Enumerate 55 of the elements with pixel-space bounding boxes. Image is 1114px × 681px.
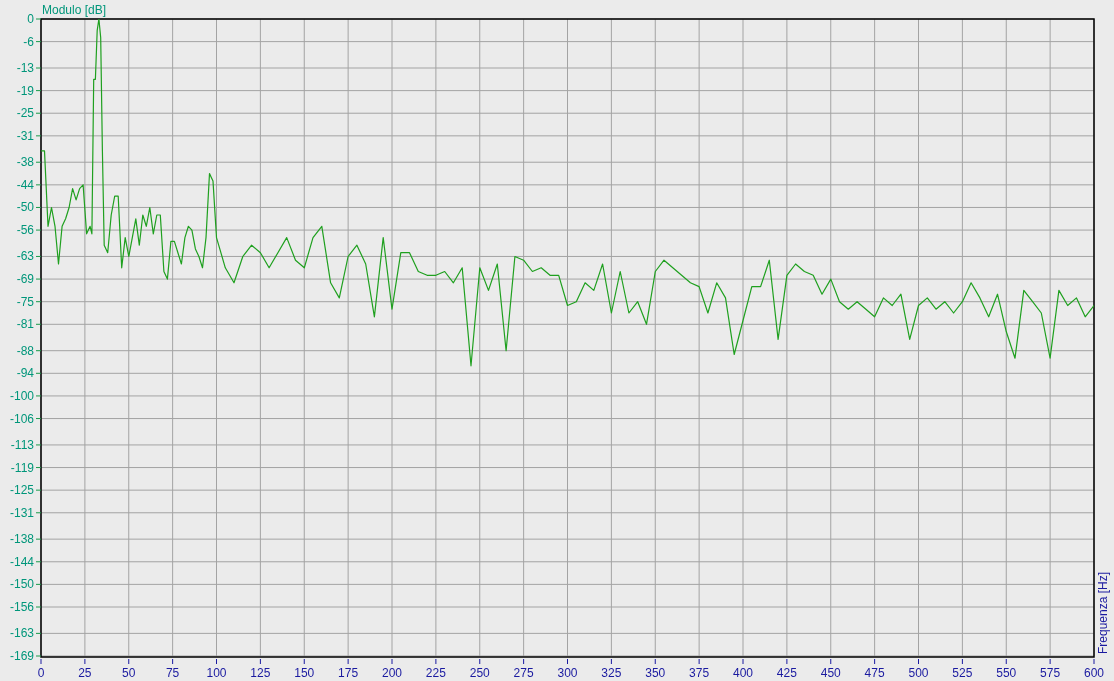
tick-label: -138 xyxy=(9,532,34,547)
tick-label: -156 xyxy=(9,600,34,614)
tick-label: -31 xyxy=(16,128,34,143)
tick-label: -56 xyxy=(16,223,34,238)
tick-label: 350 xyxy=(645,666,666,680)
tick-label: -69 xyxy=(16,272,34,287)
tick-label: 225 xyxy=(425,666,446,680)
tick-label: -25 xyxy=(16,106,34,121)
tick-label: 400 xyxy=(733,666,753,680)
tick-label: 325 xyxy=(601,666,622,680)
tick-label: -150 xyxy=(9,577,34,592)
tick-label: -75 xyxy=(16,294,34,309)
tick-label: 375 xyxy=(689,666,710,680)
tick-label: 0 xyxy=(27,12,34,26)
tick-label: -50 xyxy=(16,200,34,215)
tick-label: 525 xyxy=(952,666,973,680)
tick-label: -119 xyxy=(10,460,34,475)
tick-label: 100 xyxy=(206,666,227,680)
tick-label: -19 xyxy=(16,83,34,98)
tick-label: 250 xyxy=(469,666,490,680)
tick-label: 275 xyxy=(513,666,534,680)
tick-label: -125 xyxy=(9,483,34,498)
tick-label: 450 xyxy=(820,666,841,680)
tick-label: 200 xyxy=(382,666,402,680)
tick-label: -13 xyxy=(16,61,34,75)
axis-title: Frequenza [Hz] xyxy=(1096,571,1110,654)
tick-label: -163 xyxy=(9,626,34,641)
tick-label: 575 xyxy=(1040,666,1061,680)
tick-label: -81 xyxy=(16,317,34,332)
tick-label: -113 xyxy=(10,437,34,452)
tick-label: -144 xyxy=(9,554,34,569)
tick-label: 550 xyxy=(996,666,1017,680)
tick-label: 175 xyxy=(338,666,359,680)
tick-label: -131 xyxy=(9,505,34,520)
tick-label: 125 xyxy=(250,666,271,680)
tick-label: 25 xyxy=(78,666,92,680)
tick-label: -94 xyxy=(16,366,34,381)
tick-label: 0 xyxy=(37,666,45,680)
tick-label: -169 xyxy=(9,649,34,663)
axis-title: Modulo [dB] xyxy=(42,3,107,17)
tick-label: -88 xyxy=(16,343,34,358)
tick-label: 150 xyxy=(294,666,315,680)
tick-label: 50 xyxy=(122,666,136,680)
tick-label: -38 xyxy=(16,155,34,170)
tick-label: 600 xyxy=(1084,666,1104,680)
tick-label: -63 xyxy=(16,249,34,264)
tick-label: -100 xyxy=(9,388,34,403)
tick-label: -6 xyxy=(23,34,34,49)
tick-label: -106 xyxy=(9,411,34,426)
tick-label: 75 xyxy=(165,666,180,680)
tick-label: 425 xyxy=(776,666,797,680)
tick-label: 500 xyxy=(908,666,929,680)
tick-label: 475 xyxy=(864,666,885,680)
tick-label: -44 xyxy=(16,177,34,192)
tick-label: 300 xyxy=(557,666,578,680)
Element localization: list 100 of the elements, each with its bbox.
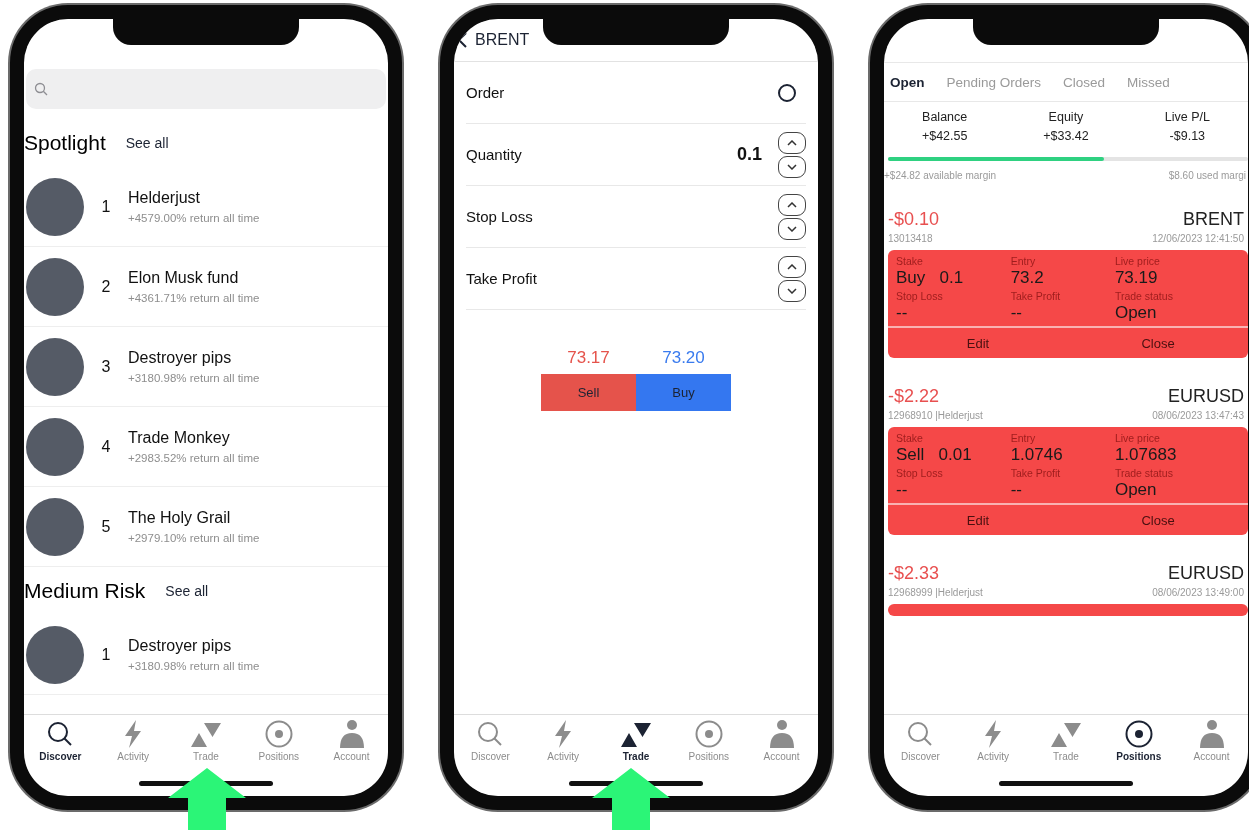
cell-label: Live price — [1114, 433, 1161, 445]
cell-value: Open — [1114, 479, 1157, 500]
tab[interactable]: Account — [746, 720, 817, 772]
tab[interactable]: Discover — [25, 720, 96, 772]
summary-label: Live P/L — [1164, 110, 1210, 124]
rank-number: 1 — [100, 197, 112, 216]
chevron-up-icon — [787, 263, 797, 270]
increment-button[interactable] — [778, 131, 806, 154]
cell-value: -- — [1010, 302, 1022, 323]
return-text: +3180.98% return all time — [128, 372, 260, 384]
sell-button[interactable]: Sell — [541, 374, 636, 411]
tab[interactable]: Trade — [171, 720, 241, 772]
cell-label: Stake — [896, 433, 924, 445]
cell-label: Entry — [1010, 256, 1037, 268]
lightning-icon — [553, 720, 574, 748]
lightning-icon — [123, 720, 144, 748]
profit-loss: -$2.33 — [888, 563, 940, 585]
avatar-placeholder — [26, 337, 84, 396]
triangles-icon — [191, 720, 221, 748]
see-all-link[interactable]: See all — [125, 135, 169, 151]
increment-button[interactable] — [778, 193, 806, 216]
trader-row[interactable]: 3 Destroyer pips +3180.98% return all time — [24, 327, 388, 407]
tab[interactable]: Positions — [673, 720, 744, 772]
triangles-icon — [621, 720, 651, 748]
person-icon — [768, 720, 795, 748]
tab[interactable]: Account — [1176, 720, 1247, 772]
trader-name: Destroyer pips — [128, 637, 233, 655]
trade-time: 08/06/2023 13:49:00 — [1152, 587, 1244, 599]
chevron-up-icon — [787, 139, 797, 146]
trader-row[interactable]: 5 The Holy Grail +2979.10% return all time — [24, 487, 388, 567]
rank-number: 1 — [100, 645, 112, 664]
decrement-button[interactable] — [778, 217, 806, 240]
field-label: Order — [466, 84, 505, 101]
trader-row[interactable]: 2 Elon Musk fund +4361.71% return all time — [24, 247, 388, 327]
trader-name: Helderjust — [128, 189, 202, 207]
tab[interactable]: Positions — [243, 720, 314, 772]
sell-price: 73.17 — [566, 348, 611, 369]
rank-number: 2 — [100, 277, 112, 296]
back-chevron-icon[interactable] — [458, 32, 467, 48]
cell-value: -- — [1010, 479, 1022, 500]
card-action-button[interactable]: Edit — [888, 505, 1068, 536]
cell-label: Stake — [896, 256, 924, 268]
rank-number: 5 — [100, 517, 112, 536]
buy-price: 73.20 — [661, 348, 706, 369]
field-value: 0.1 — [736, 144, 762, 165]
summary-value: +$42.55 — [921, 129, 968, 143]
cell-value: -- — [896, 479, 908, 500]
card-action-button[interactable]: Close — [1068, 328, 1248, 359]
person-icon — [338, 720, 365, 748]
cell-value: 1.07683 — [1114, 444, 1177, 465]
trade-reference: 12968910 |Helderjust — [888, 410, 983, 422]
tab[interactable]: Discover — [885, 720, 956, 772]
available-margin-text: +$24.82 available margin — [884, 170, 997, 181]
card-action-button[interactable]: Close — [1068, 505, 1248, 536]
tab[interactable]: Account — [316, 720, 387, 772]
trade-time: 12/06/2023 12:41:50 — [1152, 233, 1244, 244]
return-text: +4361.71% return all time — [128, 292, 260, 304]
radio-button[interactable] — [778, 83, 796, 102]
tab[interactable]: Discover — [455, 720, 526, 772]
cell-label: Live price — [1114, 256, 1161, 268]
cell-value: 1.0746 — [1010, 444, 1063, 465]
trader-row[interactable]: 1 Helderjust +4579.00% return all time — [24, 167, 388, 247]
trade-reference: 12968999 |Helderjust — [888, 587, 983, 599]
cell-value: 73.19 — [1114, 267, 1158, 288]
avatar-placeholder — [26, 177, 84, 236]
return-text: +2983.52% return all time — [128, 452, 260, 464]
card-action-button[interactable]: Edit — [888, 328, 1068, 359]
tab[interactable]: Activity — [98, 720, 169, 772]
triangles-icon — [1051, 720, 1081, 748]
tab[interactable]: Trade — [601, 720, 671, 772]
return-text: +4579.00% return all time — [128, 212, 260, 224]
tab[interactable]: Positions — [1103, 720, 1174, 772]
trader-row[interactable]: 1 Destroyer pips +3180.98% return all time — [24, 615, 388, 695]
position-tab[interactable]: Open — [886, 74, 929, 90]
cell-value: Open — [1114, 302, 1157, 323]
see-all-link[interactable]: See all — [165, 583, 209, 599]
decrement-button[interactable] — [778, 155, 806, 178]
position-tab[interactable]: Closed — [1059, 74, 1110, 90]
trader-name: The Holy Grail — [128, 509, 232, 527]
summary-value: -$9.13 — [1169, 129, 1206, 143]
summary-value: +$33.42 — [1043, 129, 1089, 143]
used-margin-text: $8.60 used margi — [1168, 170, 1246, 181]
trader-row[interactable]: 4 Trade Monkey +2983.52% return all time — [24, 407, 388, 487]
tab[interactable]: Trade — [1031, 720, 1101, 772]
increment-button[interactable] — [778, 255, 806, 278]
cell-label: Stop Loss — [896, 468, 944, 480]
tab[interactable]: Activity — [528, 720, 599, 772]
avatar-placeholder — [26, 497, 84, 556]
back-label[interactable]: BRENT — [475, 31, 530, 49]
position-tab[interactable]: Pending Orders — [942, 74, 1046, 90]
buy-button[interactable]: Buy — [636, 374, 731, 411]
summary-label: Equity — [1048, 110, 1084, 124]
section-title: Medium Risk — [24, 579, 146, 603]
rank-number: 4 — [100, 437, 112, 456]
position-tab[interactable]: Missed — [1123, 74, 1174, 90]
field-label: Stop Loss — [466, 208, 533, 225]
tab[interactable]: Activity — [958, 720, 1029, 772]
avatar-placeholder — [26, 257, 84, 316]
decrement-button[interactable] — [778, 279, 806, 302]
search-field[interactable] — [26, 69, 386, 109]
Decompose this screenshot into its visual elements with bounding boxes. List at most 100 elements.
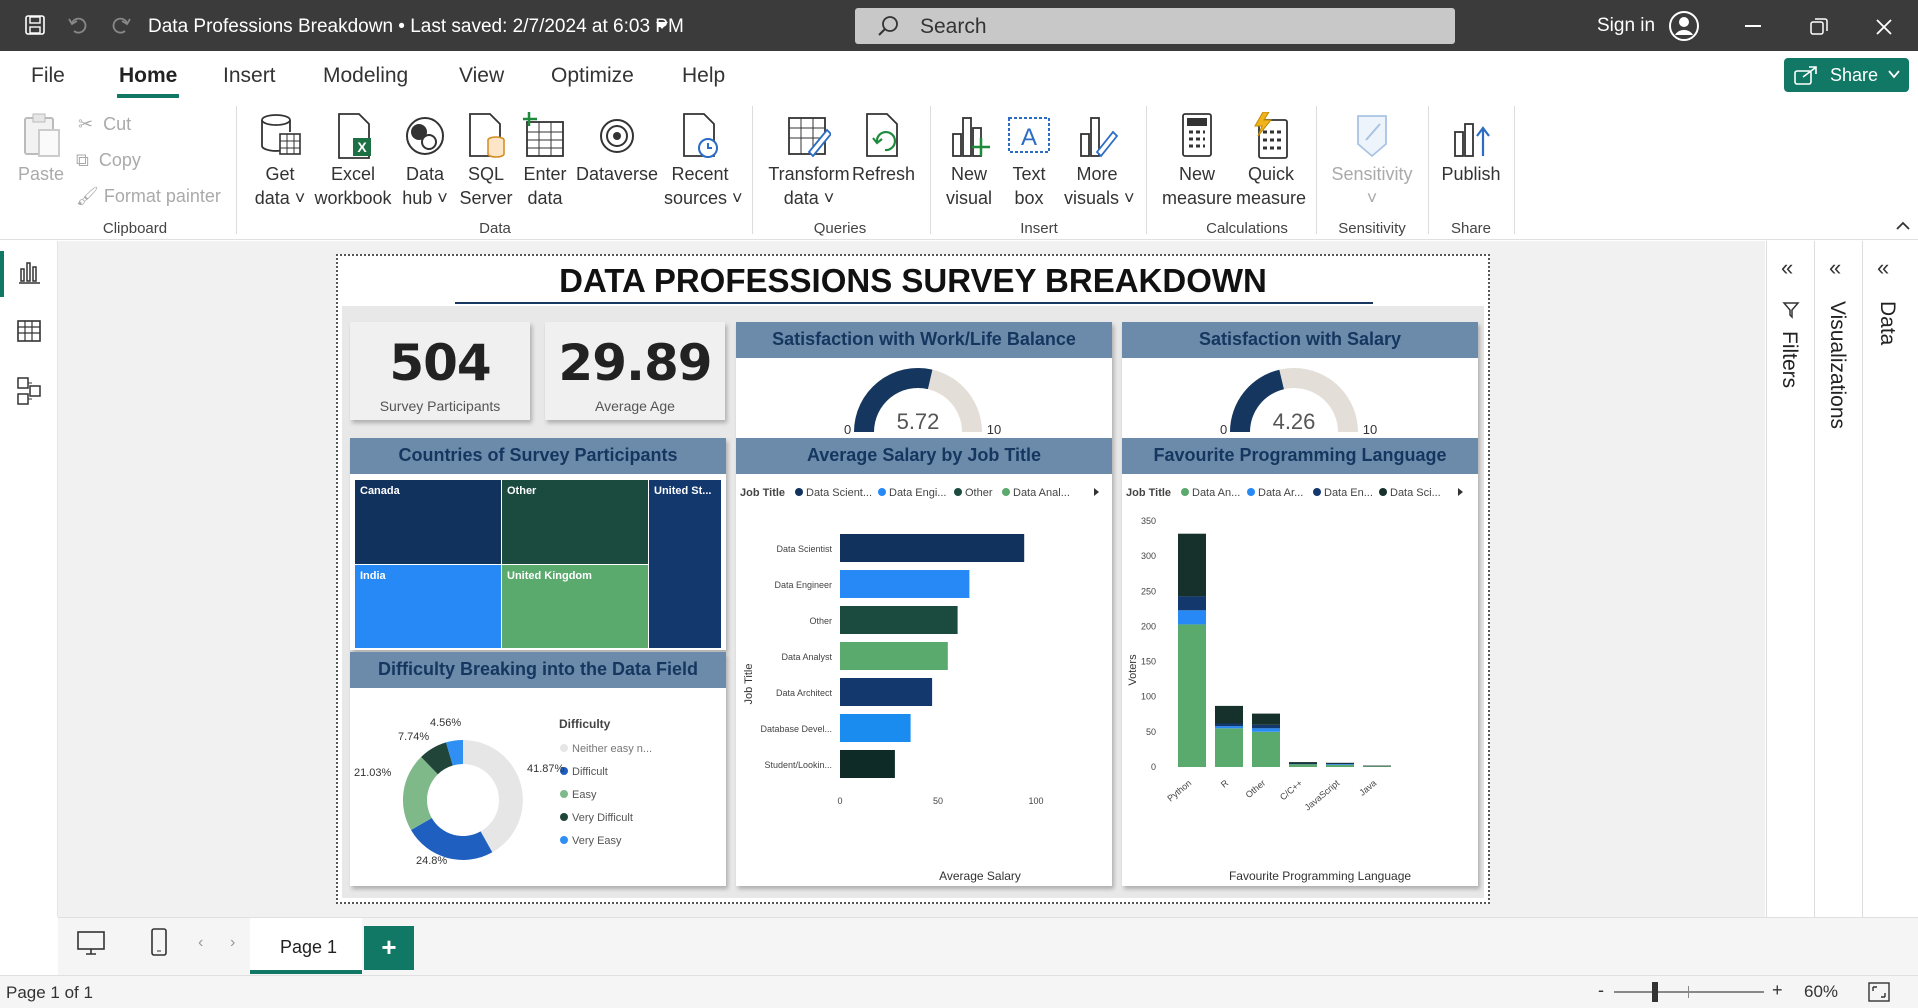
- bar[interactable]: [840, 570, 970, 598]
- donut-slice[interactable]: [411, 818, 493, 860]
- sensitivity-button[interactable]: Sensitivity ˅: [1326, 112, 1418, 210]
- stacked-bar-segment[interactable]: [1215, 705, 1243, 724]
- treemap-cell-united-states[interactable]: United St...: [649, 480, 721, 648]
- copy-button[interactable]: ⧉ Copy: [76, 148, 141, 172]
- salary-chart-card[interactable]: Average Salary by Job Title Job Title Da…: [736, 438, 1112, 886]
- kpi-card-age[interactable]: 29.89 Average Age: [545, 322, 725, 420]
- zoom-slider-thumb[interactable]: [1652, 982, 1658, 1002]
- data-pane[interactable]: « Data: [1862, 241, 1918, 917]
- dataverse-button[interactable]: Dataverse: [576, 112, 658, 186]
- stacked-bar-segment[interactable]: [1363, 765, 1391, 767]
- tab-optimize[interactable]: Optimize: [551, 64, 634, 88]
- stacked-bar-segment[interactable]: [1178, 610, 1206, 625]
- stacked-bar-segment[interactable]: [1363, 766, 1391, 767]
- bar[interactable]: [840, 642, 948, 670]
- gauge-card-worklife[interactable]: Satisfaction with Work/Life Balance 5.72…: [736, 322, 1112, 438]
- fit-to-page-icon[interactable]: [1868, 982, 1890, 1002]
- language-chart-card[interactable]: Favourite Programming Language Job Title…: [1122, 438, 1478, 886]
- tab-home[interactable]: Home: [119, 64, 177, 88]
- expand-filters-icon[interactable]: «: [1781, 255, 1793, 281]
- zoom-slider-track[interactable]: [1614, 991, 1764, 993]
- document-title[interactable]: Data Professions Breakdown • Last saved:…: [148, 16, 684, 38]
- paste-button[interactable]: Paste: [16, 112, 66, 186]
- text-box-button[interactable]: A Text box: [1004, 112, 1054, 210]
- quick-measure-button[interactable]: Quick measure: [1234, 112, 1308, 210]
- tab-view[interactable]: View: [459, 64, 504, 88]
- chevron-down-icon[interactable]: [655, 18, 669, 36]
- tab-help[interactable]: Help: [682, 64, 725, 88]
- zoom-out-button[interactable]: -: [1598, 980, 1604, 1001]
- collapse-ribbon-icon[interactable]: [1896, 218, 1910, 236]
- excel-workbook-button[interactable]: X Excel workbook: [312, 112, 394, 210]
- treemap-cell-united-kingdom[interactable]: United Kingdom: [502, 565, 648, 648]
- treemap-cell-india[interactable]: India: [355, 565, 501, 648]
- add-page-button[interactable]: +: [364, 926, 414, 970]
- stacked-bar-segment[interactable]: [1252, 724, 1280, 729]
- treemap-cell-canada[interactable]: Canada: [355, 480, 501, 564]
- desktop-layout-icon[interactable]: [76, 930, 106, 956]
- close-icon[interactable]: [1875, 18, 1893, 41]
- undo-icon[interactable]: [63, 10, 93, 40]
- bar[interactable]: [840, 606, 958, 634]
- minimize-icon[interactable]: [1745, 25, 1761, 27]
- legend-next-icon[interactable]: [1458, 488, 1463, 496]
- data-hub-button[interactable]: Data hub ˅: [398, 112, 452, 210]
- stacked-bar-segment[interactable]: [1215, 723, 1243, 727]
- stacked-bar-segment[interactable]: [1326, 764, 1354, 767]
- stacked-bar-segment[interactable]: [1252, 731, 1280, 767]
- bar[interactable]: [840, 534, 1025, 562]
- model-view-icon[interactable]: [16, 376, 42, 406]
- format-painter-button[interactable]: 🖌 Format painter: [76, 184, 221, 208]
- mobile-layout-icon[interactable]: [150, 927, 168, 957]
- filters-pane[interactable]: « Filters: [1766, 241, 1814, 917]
+-------+
* [TASK PROMPT]
Duplicate the lines of the items above, starting with the line that contains "tick-label: -138 xyxy=(9,532,34,547)" and ending with the line that contains "tick-label: 375 xyxy=(689,666,710,680)", including both of those lines.

* [WRITTEN ANSWER]
tick-label: -138 xyxy=(9,532,34,547)
tick-label: -156 xyxy=(9,600,34,614)
tick-label: -31 xyxy=(16,128,34,143)
tick-label: -56 xyxy=(16,223,34,238)
tick-label: 350 xyxy=(645,666,666,680)
tick-label: -69 xyxy=(16,272,34,287)
tick-label: 225 xyxy=(425,666,446,680)
tick-label: -25 xyxy=(16,106,34,121)
tick-label: 400 xyxy=(733,666,753,680)
tick-label: 325 xyxy=(601,666,622,680)
tick-label: -150 xyxy=(9,577,34,592)
tick-label: -75 xyxy=(16,294,34,309)
tick-label: 375 xyxy=(689,666,710,680)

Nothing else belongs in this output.